** START MATERIAL PROVIDED **

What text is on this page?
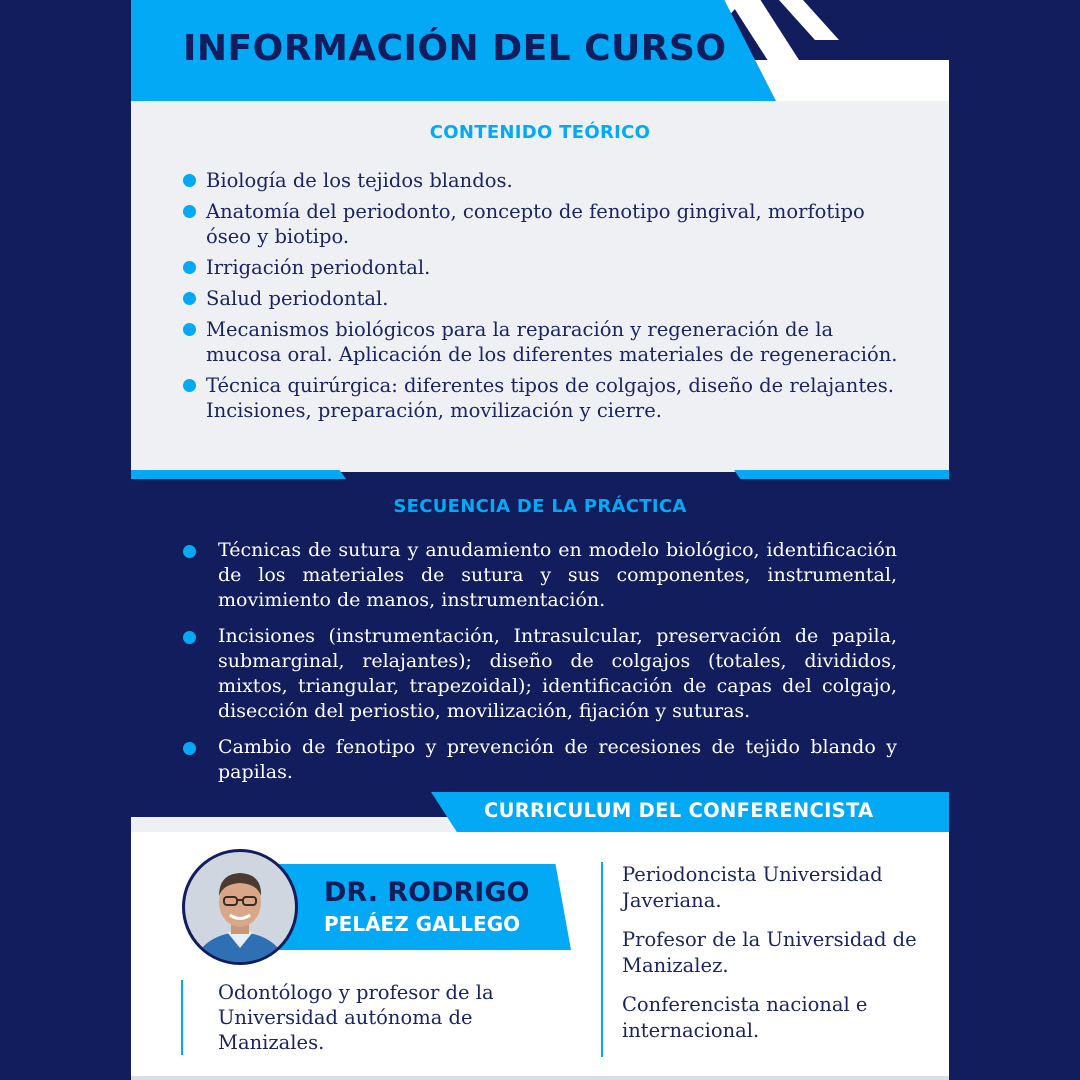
INFORMACIÓN DEL CURSO
CONTENIDO TEÓRICO
Biología de los tejidos blandos.
Anatomía del periodonto, concepto de fenotipo gingival, morfotipo óseo y biotipo.
Irrigación periodontal.
Salud periodontal.
Mecanismos biológicos para la reparación y regeneración de la mucosa oral. Aplicación de los diferentes materiales de regeneración.
Técnica quirúrgica: diferentes tipos de colgajos, diseño de relajantes. Incisiones, preparación, movilización y cierre.
SECUENCIA DE LA PRÁCTICA
Técnicas de sutura y anudamiento en modelo biológico, identificación de los materiales de sutura y sus componentes, instrumental, movimiento de manos, instrumentación.
Incisiones (instrumentación, Intrasulcular, preservación de papila, submarginal, relajantes); diseño de colgajos (totales, divididos, mixtos, triangular, trapezoidal); identificación de capas del colgajo, disección del periostio, movilización, fijación y suturas.
Cambio de fenotipo y prevención de recesiones de tejido blando y papilas.
CURRICULUM DEL CONFERENCISTA
DR. RODRIGO
PELÁEZ GALLEGO

Odontólogo y profesor de la Universidad autónoma de Manizales.

Periodoncista Universidad Javeriana.

Profesor de la Universidad de Manizalez.

Conferencista nacional e internacional.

** END MATERIAL PROVIDED **

#### YOUR TASK:
Each entry should be repeated exactly as it appears; the pictures stay out.

#### FULL RESPONSE:
What text is on this page?
INFORMACIÓN DEL CURSO
CONTENIDO TEÓRICO
Biología de los tejidos blandos.
Anatomía del periodonto, concepto de fenotipo gingival, morfotipo óseo y biotipo.
Irrigación periodontal.
Salud periodontal.
Mecanismos biológicos para la reparación y regeneración de la mucosa oral. Aplicación de los diferentes materiales de regeneración.
Técnica quirúrgica: diferentes tipos de colgajos, diseño de relajantes. Incisiones, preparación, movilización y cierre.
SECUENCIA DE LA PRÁCTICA
Técnicas de sutura y anudamiento en modelo biológico, identificación de los materiales de sutura y sus componentes, instrumental, movimiento de manos, instrumentación.
Incisiones (instrumentación, Intrasulcular, preservación de papila, submarginal, relajantes); diseño de colgajos (totales, divididos, mixtos, triangular, trapezoidal); identificación de capas del colgajo, disección del periostio, movilización, fijación y suturas.
Cambio de fenotipo y prevención de recesiones de tejido blando y papilas.
CURRICULUM DEL CONFERENCISTA
DR. RODRIGO
PELÁEZ GALLEGO

Odontólogo y profesor de la Universidad autónoma de Manizales.

Periodoncista Universidad Javeriana.

Profesor de la Universidad de Manizalez.

Conferencista nacional e internacional.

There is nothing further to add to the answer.